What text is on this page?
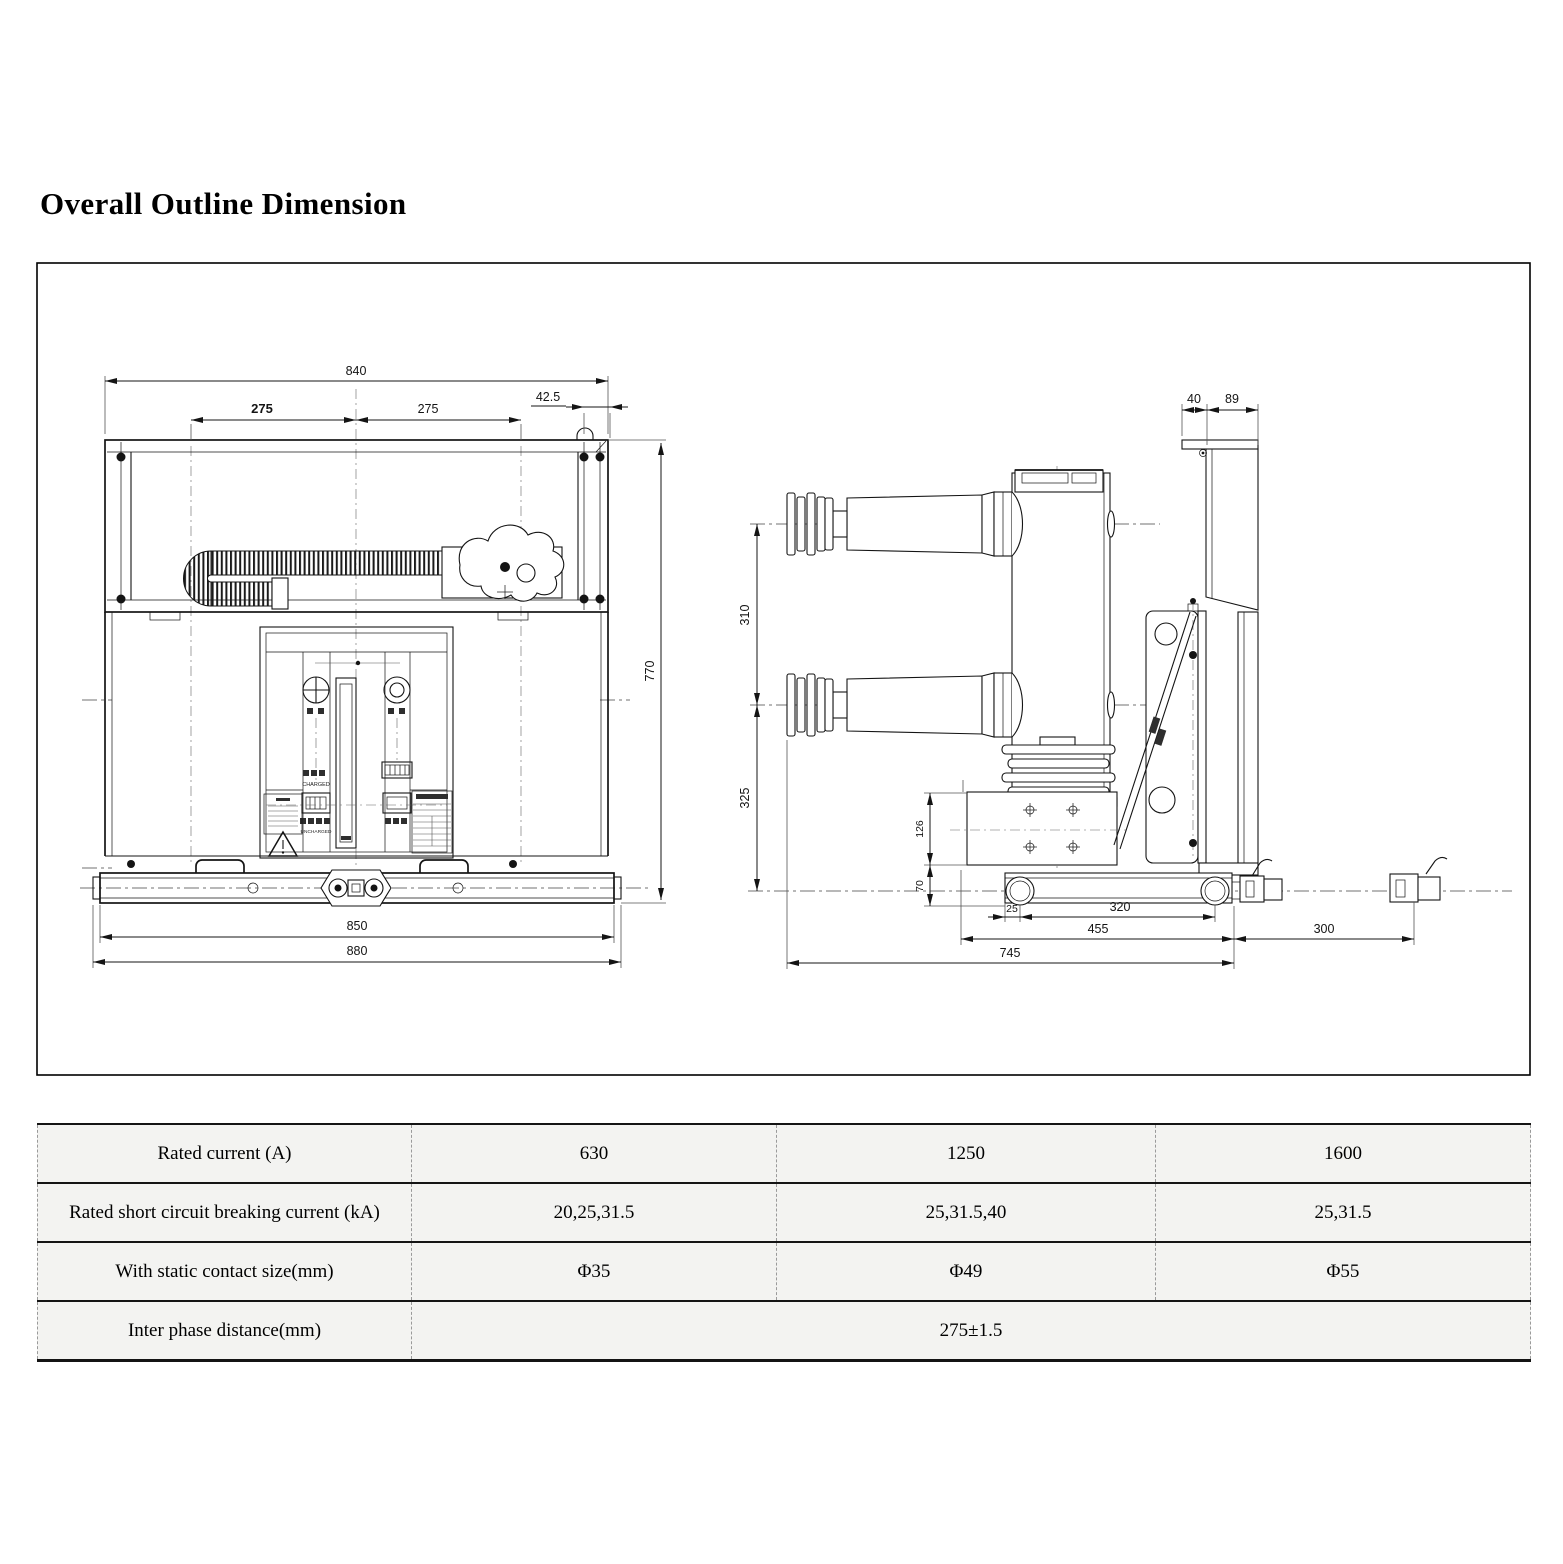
Overall Outline Dimension
CHARGED
UNCHARGED
840
275	275
42.5
770
850
880
40 89
310
325
126
70
25	320
455	300
745
Rated current (A)	630	1250	1600
Rated short circuit breaking current (kA)	20,25,31.5	25,31.5,40	25,31.5
With static contact size(mm)	Φ35	Φ49	Φ55
Inter phase distance(mm)	275±1.5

→ **Directions**
Set down all the data again exactly as above, pictures excluded.

→ **Solution for this task**
What text is on this page?
Overall Outline Dimension
CHARGED
UNCHARGED
840
275	275
42.5
770
850
880
40 89
310
325
126
70
25	320
455	300
745
Rated current (A)	630	1250	1600
Rated short circuit breaking current (kA)	20,25,31.5	25,31.5,40	25,31.5
With static contact size(mm)	Φ35	Φ49	Φ55
Inter phase distance(mm)	275±1.5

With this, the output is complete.